::: Provided material
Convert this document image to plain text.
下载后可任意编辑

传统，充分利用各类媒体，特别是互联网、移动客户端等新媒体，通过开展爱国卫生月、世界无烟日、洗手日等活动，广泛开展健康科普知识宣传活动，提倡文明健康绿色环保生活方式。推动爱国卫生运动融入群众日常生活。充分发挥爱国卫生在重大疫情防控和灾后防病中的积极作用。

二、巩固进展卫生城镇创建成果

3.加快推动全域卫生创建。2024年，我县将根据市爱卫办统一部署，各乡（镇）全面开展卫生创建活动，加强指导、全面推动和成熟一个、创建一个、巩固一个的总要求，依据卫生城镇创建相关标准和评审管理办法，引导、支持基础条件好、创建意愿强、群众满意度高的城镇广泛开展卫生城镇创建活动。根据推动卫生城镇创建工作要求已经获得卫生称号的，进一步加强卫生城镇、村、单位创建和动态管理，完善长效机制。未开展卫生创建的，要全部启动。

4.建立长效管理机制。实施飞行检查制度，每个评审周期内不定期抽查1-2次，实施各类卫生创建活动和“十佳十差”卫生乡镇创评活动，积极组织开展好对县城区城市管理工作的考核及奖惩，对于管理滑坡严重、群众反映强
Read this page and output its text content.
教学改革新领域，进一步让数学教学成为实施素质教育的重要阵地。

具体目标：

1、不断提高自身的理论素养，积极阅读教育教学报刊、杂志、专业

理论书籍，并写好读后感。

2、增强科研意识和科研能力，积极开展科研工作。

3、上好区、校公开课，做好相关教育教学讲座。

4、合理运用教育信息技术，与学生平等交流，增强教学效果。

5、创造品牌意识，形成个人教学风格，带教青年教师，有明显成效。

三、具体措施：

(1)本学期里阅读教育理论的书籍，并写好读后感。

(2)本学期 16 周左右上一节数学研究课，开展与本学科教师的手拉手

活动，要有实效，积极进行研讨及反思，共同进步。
::::::
### [What is asked]
Above are some records. Count the lines among them with the word "并写好读后感", and answer with the number only.

### [Result for this exercise]
2